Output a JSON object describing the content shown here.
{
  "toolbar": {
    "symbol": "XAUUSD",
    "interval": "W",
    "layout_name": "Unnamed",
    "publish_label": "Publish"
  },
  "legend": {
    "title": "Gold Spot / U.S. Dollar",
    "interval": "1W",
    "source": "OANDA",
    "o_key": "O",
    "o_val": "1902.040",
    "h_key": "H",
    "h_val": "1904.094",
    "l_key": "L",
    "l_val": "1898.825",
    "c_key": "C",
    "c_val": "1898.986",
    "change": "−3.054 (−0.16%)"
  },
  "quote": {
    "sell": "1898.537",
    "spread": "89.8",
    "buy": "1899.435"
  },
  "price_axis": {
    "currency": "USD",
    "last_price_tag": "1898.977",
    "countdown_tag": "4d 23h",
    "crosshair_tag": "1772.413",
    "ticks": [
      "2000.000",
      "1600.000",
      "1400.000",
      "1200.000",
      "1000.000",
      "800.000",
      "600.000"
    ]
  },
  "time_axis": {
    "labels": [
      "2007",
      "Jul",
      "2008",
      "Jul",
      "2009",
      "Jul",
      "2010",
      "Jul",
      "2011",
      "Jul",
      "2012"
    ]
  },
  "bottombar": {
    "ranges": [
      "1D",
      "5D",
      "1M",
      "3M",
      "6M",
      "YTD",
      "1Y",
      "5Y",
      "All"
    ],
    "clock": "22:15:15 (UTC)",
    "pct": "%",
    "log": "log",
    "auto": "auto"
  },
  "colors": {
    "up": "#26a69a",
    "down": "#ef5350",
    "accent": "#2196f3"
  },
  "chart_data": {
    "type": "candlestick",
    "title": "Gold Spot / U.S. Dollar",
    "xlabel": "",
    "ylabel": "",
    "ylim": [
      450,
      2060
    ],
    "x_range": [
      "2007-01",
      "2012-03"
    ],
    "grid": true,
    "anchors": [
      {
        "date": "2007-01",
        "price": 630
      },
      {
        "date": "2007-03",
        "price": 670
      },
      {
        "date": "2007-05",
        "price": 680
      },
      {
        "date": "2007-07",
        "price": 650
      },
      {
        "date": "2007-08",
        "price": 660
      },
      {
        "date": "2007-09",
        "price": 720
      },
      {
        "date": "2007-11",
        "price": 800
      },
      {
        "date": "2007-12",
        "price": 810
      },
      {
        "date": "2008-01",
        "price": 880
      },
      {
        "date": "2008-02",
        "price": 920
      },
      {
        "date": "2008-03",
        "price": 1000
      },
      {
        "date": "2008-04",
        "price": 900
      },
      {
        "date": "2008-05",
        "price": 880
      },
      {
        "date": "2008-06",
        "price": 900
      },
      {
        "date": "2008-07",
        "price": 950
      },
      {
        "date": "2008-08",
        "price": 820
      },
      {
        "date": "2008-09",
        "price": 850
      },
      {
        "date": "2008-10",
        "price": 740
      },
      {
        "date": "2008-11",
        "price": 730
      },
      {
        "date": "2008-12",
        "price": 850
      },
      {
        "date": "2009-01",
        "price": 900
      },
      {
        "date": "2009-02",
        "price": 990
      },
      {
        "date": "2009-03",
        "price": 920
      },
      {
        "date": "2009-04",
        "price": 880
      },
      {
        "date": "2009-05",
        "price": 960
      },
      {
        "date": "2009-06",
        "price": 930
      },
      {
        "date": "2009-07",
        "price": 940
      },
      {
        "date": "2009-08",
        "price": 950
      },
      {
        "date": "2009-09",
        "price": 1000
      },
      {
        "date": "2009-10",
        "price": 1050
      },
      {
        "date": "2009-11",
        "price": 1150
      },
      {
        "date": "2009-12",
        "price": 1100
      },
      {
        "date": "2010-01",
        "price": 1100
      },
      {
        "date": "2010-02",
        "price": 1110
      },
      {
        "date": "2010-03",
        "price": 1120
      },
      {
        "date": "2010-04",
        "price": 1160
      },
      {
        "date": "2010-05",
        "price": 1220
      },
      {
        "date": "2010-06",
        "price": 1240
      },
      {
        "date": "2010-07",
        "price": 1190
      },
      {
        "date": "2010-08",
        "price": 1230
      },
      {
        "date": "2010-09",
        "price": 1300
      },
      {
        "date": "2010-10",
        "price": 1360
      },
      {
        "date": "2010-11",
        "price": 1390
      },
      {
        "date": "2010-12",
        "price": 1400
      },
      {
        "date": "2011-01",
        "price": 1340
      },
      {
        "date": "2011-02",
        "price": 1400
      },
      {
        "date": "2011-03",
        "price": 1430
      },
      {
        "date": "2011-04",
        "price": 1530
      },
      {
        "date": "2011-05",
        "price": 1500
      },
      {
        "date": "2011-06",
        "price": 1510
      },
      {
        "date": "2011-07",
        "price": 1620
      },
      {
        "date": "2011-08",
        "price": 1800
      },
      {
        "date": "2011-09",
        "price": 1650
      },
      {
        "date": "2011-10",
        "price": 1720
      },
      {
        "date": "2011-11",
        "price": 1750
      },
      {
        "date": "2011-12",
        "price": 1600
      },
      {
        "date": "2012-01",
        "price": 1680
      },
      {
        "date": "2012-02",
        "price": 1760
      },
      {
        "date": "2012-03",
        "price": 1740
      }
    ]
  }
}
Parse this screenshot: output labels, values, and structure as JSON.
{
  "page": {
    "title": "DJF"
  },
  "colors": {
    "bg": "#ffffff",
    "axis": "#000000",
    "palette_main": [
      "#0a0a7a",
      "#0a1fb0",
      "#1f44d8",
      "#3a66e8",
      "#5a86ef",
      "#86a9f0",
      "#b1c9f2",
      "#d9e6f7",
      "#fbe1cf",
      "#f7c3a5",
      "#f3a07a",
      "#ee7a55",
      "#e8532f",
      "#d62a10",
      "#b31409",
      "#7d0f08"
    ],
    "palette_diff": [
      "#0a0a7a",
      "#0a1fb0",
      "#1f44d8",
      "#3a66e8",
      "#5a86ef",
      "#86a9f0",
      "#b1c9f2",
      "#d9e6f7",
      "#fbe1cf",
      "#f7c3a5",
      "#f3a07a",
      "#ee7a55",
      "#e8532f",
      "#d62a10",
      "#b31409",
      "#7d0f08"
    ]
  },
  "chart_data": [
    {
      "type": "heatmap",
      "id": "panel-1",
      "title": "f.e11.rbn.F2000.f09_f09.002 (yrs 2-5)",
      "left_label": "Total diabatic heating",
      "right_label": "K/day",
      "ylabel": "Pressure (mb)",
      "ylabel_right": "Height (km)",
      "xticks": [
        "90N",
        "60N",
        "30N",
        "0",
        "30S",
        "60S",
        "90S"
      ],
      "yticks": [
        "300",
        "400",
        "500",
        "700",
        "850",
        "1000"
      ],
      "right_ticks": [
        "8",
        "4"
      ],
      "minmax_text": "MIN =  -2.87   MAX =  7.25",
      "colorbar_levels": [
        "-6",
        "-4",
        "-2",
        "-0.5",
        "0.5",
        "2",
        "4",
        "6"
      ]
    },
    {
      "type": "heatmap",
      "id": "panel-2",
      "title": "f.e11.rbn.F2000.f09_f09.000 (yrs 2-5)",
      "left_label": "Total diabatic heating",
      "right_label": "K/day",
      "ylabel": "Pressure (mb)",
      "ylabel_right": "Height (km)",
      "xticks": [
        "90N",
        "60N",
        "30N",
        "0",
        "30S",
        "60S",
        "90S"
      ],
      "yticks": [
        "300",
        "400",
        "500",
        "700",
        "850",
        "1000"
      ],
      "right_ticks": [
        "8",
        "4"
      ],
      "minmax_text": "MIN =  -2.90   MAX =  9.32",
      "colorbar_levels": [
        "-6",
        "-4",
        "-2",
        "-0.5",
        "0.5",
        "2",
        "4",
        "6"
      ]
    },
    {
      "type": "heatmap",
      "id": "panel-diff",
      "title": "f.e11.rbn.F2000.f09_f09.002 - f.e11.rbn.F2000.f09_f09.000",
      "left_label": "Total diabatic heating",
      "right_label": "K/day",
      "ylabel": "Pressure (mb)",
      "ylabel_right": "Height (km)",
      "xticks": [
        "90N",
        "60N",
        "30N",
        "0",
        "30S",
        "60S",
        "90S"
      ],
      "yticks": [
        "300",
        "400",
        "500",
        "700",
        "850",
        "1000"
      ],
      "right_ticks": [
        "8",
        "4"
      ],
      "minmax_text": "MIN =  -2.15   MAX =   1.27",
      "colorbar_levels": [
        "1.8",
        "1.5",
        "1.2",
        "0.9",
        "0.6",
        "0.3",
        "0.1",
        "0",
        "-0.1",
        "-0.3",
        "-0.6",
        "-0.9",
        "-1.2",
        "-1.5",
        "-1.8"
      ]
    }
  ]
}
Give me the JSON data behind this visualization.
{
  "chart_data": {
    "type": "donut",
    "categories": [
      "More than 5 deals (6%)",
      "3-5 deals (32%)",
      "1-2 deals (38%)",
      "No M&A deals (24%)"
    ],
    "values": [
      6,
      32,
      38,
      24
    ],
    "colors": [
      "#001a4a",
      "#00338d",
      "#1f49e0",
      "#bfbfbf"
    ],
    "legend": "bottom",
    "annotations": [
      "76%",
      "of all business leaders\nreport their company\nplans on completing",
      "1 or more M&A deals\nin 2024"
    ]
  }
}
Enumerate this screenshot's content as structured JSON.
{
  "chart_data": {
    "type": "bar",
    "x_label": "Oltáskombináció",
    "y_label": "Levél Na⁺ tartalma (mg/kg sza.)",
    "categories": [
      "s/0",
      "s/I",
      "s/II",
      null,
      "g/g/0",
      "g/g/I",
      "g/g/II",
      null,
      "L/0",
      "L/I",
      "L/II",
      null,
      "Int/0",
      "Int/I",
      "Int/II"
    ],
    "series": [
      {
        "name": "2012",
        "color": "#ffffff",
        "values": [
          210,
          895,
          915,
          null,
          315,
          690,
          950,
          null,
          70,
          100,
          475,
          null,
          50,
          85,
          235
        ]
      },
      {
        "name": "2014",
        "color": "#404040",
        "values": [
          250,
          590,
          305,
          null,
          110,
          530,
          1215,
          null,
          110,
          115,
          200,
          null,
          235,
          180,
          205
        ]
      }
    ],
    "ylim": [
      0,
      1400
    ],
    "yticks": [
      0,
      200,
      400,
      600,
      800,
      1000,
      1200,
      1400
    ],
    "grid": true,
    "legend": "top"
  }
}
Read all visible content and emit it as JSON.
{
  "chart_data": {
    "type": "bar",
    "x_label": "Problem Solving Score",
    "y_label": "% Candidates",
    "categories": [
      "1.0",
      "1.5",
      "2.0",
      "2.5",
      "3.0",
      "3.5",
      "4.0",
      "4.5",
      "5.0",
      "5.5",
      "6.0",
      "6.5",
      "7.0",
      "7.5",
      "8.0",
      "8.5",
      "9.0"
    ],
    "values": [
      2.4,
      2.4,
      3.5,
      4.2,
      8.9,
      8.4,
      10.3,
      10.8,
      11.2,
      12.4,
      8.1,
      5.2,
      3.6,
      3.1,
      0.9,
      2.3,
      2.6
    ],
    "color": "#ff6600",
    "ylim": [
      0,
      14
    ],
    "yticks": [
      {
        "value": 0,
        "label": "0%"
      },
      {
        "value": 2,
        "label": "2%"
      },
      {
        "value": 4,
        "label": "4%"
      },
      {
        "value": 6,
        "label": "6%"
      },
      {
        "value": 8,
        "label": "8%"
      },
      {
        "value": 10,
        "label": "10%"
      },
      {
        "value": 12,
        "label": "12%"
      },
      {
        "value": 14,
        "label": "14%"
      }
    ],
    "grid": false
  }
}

#### STATED PROBLEM:
Give the number of lines containing the word "this". No other answer is needed.

#### RESPONSE TO THE TASK:
3